• **THE PROBLEM**
Please condense the paragraph in the butter sauce thread below that begins "Seeing as how whole butter" into a short bulleted list that keeps its main points.

• **SELECTED TEXT**
— BEGIN —

The "mouth-feel" isn't quite as silky, but depending on the application it's really no big deal. It also gives you a boatload more protection against breakage. Softened room temp whole butter mixes into the yolks like it was meant to be there--clarified butter is a lot more fussy.


----------



## Eamon Burke (Jan 16, 2012)

Vertigo said:


> It also gives you a boatload more protection against breakage.



lus1:


----------



## Keith Neal (Jan 16, 2012)

Vertigo said:


> The "mouth-feel" isn't quite as silky, but depending on the application it's really no big deal. It also gives you a boatload more protection against breakage. Softened room temp whole butter mixes into the yolks like it was meant to be there--clarified butter is a lot more fussy.



I would be very interested to know what you think of the sauce when thickened by cooking rather than emulsiying by whisking or variations. It is probably not practical for the professional environment, but I think it tastes much better cooked, and am curious what you think, including mouth-feel.

Keith


----------



## ThEoRy (Jan 16, 2012)

johndoughy said:


> lus1:



Seeing as how whole butter is already an emulsion I can see the merit in this. Though I've never tried it. I wonder about the temperature of the whole butter though. When I use clarified it's normally over 150 degrees.


----------



## Andrew H (Jan 16, 2012)

— END —

• **ENTRIES SUPPLIED**
— BEGIN —

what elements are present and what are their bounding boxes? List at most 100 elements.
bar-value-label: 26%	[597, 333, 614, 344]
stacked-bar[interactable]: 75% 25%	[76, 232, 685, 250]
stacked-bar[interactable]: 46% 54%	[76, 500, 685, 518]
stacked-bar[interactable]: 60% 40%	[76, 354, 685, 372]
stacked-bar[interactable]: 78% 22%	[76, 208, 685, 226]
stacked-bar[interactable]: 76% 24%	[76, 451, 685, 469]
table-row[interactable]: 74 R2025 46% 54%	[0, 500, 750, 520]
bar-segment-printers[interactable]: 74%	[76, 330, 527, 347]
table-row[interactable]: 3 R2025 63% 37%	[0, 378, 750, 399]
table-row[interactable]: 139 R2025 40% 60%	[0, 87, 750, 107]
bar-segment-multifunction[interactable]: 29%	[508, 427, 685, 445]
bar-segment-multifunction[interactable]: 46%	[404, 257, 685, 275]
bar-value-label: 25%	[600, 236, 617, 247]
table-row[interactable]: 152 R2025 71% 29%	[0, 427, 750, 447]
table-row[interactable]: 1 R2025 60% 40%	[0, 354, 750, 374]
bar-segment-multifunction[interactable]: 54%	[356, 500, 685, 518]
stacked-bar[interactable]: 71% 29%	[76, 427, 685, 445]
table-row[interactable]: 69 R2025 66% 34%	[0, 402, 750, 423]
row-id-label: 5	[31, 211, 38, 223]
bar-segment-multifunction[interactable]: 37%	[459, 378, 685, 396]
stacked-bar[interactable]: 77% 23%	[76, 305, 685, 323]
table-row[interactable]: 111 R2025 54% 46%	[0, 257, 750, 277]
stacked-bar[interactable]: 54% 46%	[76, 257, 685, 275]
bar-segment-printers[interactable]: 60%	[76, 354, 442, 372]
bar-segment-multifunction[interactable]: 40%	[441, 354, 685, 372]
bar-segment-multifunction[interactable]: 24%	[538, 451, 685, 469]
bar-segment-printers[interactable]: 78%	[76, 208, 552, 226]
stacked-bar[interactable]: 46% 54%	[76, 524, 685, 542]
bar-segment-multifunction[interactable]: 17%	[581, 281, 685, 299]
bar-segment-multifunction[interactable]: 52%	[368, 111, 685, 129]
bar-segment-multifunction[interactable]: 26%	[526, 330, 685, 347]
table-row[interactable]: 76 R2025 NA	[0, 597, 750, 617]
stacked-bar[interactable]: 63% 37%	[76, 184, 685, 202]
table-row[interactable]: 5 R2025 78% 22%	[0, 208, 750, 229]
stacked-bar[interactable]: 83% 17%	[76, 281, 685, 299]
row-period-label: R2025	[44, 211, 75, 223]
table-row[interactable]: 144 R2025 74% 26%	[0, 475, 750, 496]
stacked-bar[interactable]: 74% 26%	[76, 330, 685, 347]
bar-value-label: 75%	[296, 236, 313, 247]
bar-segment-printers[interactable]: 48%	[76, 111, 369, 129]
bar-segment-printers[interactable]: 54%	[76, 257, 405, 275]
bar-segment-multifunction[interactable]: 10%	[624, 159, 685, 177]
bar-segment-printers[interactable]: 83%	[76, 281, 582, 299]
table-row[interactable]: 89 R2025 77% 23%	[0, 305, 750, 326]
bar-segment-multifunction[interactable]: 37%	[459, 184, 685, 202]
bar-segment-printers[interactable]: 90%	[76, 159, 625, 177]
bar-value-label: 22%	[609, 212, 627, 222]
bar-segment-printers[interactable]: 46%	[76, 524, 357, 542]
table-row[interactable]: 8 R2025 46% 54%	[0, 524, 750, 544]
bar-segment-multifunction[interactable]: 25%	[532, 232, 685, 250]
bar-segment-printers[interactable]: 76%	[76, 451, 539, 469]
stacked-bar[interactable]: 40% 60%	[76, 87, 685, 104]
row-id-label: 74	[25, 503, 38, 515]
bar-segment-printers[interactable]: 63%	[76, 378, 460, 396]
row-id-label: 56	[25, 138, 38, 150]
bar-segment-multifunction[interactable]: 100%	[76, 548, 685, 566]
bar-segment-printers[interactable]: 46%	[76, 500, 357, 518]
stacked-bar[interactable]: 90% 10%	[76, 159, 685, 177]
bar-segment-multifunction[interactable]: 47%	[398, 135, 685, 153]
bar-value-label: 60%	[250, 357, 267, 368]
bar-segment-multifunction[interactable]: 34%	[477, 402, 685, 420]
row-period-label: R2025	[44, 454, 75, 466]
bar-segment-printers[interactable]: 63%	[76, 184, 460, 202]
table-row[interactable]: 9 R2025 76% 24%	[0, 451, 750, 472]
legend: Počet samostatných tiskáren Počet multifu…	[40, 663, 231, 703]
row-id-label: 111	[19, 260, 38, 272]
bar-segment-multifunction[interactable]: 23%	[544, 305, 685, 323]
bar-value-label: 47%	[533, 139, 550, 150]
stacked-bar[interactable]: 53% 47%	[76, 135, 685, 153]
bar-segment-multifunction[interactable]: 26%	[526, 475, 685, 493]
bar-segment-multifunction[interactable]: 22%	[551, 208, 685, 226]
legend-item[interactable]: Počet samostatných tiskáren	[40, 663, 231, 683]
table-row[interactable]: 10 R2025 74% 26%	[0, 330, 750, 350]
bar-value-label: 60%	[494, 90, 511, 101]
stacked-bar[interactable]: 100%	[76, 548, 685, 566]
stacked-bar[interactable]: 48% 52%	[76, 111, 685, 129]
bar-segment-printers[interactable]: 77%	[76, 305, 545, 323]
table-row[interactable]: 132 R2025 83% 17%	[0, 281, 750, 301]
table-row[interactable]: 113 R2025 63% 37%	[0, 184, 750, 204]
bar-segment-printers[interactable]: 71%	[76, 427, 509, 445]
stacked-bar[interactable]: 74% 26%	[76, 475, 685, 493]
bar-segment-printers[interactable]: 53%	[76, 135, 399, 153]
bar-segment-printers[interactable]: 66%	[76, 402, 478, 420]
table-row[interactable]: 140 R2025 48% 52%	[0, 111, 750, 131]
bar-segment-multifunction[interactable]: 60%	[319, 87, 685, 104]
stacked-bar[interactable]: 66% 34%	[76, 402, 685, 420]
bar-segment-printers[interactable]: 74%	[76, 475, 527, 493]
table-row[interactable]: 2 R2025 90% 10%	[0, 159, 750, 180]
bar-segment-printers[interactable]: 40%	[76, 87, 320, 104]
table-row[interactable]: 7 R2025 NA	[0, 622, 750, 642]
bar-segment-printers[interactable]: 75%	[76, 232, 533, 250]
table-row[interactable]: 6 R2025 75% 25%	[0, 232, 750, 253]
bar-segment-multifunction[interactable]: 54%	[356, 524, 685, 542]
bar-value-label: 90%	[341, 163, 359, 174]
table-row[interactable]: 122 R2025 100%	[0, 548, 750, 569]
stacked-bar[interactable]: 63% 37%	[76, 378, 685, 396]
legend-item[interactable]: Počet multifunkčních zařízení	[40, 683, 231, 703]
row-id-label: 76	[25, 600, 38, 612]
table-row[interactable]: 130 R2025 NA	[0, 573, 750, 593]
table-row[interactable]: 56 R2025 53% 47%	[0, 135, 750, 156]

— END —

• **COMPLETE RESPONSE**
- Whole butter is already an emulsion, so the idea has merit.
- The writer has never tried it.
- The writer wonders what temperature the whole butter would be.
- Clarified butter, as the writer uses it, is normally over 150 degrees.